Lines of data
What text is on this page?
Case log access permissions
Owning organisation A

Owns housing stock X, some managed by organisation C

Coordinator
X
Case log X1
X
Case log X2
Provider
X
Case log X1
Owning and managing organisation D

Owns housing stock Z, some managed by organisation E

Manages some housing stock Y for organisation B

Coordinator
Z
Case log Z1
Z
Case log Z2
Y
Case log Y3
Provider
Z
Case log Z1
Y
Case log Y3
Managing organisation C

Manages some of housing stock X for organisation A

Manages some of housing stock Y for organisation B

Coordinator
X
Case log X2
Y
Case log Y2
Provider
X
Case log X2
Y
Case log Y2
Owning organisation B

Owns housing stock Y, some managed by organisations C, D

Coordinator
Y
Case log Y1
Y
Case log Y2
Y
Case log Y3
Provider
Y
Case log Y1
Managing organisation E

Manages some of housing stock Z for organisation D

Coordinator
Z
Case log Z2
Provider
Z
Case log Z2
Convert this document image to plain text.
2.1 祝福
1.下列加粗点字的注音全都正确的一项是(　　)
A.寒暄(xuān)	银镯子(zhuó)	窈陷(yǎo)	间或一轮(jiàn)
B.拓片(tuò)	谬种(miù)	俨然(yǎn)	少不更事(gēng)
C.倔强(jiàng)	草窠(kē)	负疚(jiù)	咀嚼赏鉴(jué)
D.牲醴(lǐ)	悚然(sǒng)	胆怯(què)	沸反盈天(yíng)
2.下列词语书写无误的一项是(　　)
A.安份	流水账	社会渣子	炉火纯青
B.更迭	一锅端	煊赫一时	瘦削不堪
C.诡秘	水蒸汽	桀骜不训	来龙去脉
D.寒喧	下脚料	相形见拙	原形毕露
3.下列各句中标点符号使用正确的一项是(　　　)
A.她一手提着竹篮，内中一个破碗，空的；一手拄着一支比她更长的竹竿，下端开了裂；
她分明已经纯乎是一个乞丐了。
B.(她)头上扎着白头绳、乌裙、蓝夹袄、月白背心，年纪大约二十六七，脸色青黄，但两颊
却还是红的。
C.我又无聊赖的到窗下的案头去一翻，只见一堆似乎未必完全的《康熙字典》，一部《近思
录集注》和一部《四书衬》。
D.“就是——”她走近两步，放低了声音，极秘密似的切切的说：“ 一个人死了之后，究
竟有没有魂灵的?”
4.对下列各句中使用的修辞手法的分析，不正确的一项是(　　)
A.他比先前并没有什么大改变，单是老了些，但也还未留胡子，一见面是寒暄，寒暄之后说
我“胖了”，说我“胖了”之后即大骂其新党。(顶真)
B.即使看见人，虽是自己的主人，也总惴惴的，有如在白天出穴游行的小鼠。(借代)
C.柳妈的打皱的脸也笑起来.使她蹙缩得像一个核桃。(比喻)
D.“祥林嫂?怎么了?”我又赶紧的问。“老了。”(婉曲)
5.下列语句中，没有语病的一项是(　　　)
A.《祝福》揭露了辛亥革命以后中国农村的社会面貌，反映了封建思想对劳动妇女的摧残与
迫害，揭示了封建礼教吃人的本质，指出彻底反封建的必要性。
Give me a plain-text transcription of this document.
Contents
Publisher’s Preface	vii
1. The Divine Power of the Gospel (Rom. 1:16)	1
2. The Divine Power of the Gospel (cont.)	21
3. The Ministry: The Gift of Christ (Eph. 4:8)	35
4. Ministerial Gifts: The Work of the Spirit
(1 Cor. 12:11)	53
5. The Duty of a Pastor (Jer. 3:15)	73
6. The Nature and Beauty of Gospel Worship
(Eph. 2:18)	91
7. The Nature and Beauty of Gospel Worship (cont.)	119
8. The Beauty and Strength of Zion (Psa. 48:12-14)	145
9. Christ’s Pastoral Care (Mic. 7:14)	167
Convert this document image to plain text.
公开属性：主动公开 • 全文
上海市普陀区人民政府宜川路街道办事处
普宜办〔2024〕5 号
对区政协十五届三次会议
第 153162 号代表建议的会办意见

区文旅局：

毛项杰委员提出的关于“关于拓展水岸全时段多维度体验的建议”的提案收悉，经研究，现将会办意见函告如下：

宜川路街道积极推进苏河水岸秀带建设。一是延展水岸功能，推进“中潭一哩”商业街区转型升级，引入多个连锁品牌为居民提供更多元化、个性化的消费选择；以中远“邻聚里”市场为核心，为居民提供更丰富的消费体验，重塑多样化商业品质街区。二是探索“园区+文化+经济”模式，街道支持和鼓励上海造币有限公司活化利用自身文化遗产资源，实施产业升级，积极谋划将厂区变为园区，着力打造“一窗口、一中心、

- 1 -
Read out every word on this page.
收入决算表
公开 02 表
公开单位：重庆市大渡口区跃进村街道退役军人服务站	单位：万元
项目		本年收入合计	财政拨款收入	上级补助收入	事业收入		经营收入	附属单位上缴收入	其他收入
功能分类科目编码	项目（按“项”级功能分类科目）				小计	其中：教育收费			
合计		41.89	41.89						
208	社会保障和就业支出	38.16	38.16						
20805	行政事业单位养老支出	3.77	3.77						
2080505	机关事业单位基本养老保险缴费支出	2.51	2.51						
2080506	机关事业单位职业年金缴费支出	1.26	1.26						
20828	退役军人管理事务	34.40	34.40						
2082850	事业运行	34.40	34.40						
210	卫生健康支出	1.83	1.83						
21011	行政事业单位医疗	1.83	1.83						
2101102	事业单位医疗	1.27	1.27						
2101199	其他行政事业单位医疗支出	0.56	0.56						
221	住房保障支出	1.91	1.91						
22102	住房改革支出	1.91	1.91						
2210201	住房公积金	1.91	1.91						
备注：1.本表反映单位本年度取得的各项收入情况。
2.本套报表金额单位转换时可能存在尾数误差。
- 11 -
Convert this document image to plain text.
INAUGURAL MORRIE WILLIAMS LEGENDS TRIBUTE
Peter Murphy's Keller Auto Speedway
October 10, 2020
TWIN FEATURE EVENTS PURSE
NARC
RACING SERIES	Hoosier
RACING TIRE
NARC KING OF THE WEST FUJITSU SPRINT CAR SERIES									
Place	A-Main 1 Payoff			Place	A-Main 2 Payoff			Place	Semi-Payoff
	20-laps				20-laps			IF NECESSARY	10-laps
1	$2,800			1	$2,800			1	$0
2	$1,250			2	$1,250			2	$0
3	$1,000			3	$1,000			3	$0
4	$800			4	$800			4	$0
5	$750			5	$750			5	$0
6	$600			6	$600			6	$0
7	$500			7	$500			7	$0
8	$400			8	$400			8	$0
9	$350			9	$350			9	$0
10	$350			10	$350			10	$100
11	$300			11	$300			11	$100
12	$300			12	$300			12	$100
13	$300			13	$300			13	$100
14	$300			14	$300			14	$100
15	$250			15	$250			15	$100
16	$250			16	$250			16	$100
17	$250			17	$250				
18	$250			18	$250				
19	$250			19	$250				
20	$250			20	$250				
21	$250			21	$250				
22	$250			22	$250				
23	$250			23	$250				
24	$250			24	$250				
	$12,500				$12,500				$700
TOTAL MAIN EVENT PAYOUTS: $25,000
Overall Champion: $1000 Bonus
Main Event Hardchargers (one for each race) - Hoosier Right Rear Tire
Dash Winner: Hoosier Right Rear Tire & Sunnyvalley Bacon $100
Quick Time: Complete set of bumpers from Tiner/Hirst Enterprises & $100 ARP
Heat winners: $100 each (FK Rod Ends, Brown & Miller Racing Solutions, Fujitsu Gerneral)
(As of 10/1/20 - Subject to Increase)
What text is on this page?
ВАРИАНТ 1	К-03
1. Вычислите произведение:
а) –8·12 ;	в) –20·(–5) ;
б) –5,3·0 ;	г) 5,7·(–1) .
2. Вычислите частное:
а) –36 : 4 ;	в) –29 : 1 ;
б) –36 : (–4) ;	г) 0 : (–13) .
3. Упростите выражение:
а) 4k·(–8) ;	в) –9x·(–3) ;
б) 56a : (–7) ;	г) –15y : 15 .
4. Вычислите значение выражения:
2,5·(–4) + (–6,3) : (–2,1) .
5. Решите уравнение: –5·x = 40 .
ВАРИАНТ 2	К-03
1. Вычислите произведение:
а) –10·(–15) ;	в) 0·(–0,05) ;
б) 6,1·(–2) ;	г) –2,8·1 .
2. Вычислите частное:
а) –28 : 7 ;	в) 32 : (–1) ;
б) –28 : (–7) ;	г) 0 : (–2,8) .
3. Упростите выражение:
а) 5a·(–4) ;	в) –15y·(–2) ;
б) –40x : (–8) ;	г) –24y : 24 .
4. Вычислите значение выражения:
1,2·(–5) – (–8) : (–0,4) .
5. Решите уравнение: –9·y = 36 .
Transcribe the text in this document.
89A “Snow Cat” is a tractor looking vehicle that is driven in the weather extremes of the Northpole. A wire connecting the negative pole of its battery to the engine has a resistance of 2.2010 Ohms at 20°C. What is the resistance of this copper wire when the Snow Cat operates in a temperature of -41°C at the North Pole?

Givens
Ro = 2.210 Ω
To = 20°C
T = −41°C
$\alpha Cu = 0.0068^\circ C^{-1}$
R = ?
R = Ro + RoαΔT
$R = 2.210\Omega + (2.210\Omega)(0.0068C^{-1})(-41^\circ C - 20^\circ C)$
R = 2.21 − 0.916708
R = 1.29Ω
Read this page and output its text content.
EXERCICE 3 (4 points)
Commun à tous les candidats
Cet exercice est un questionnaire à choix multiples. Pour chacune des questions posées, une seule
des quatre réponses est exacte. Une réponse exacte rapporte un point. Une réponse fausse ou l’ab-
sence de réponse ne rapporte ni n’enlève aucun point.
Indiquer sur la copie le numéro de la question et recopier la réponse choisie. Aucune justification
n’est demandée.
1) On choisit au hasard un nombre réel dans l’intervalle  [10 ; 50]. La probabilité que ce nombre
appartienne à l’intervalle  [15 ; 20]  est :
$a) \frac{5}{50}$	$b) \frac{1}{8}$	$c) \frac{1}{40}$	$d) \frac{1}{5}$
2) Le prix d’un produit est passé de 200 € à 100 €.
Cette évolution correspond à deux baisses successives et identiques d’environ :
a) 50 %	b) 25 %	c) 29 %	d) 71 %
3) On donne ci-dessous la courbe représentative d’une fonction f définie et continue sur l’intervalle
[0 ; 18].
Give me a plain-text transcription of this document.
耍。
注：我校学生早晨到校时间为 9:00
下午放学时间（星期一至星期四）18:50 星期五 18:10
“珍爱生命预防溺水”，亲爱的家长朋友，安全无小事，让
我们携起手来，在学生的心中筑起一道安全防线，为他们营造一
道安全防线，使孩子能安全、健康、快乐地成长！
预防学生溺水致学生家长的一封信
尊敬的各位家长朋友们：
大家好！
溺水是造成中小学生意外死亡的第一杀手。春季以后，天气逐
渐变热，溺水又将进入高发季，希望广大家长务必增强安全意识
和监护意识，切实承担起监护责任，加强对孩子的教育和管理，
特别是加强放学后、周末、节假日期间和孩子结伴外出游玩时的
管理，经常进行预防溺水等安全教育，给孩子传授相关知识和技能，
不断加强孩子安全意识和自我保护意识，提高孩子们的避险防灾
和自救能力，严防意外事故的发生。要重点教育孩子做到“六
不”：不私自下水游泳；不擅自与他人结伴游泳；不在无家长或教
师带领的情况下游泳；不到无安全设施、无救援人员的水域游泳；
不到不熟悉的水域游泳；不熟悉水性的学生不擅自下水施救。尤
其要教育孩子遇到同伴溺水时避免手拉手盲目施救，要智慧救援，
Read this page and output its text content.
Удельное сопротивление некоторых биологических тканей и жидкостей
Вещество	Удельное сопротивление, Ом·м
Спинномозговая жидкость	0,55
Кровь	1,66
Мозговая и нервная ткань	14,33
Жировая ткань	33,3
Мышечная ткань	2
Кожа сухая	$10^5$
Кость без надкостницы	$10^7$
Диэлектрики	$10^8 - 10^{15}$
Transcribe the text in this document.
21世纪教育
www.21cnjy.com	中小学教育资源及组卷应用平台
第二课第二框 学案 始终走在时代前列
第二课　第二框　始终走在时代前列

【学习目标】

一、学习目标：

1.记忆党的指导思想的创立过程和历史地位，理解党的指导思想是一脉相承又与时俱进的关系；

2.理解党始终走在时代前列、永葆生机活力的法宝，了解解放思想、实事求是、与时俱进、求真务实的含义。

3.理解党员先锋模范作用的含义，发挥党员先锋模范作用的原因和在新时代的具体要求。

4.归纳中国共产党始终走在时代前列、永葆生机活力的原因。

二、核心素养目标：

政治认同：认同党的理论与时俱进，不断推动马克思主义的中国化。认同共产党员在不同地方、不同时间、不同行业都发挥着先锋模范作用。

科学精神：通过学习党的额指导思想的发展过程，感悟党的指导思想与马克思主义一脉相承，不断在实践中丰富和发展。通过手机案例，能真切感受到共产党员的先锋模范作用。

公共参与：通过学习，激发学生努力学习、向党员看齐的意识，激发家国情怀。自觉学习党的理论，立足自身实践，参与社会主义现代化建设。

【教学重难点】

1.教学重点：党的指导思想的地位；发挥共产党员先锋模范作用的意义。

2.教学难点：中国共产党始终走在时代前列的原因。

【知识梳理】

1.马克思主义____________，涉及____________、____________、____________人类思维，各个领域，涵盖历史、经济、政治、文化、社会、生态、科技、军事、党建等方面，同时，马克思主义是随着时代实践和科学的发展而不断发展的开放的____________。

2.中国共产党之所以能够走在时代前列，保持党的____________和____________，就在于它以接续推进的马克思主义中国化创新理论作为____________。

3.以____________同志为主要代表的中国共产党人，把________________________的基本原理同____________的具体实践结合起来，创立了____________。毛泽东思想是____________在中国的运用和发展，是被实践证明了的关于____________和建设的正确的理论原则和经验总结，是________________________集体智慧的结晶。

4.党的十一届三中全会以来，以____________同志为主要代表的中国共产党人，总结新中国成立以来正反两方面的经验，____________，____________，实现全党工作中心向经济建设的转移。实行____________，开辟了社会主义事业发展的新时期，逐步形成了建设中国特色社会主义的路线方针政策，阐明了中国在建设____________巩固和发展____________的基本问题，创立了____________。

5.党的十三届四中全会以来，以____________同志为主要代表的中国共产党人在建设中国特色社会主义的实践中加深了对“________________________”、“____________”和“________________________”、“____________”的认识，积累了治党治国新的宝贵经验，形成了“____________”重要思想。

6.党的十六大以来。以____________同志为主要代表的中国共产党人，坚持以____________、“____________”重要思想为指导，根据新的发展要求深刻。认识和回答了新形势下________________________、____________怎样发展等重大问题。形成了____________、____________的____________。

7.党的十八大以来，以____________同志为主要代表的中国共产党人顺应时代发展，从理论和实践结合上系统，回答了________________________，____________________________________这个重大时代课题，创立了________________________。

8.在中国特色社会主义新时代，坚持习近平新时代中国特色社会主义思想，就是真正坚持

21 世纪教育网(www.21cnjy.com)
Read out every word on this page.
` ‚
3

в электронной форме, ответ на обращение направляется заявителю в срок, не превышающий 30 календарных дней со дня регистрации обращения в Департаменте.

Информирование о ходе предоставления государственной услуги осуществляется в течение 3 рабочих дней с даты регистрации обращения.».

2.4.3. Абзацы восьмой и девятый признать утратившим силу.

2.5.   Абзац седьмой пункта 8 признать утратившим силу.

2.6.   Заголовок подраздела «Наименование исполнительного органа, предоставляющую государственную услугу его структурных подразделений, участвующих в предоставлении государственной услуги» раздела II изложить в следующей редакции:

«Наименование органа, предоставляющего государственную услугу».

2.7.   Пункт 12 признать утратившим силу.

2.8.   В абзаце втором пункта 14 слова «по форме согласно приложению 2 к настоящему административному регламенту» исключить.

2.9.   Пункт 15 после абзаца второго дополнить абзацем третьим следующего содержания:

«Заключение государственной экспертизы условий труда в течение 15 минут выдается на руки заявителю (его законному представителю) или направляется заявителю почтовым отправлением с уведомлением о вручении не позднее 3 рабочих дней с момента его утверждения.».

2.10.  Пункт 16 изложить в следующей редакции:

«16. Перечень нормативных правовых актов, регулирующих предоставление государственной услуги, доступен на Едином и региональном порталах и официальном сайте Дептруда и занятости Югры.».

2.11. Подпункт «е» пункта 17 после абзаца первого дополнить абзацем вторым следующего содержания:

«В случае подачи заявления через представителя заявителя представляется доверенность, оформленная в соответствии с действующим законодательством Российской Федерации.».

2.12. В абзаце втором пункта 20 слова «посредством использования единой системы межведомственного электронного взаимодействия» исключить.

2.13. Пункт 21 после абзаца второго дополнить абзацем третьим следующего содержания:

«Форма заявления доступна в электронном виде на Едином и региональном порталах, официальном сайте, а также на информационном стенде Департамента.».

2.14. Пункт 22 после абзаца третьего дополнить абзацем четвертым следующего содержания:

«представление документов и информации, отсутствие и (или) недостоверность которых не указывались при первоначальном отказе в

Problem to solve: Locate all lines that include the word "intervalle" and copy them out.

Task solution:
1) On choisit au hasard un nombre réel dans l’intervalle  [10 ; 50]. La probabilité que ce nombre
appartienne à l’intervalle  [15 ; 20]  est :
3) On donne ci-dessous la courbe représentative d’une fonction f définie et continue sur l’intervalle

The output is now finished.